*** RECORDS TO PROCESS ***
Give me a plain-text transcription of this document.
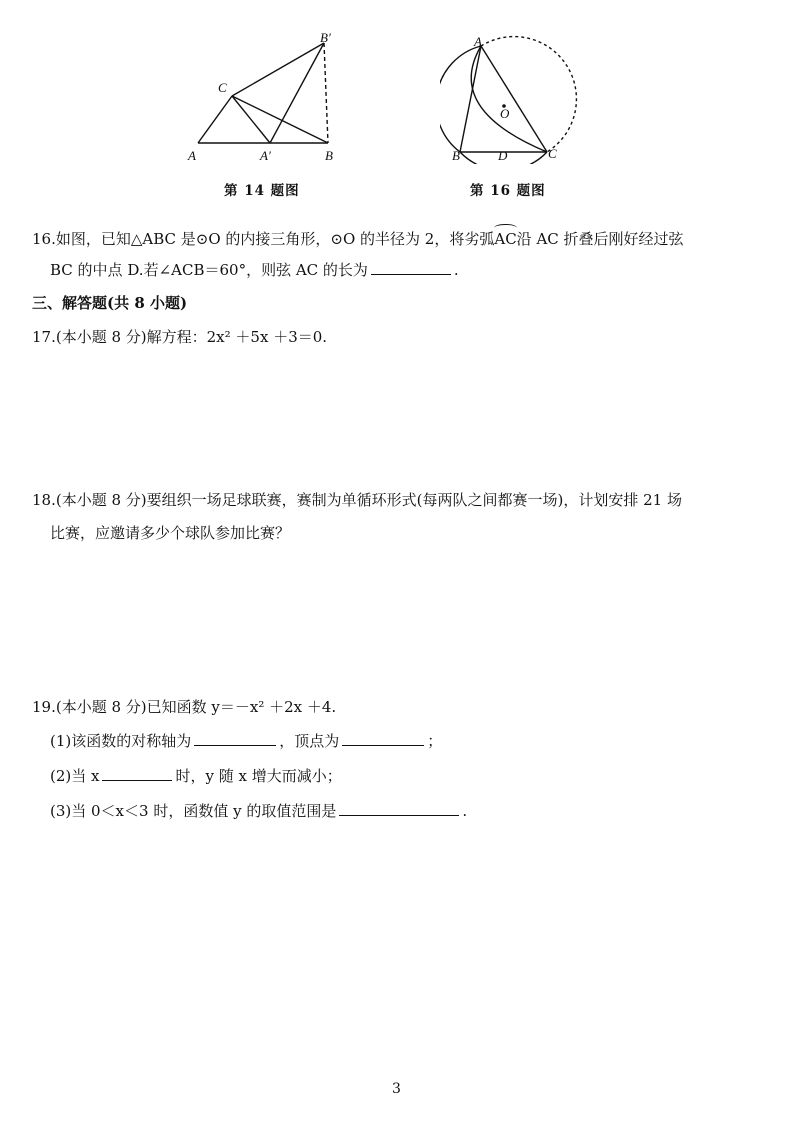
A
C
A′	B
B′
第 14 题图
A
O
B	D	C
第 16 题图
16.如图，已知△ABC 是⊙O 的内接三角形，⊙O 的半径为 2，将劣弧AC沿 AC 折叠后刚好经过弦
BC 的中点 D.若∠ACB＝60°，则弦 AC 的长为	.
三、解答题(共 8 小题)
17.(本小题 8 分)解方程：2x² ＋5x ＋3＝0.
18.(本小题 8 分)要组织一场足球联赛，赛制为单循环形式(每两队之间都赛一场)，计划安排 21 场
比赛，应邀请多少个球队参加比赛？
19.(本小题 8 分)已知函数 y＝－x² ＋2x ＋4.
(1)该函数的对称轴为	，顶点为	；
(2)当 x	时，y 随 x 增大而减小；
(3)当 0＜x＜3 时，函数值 y 的取值范围是	.
3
***
> _EXERCISE TASK_: Extract the full listing above verbatim; pictures are to be left out of the copy.

> _WORKED ANSWER_:
Give me a plain-text transcription of this document.
A
C
A′	B
B′
第 14 题图
A
O
B	D	C
第 16 题图
16.如图，已知△ABC 是⊙O 的内接三角形，⊙O 的半径为 2，将劣弧AC沿 AC 折叠后刚好经过弦
BC 的中点 D.若∠ACB＝60°，则弦 AC 的长为	.
三、解答题(共 8 小题)
17.(本小题 8 分)解方程：2x² ＋5x ＋3＝0.
18.(本小题 8 分)要组织一场足球联赛，赛制为单循环形式(每两队之间都赛一场)，计划安排 21 场
比赛，应邀请多少个球队参加比赛？
19.(本小题 8 分)已知函数 y＝－x² ＋2x ＋4.
(1)该函数的对称轴为	，顶点为	；
(2)当 x	时，y 随 x 增大而减小；
(3)当 0＜x＜3 时，函数值 y 的取值范围是	.
3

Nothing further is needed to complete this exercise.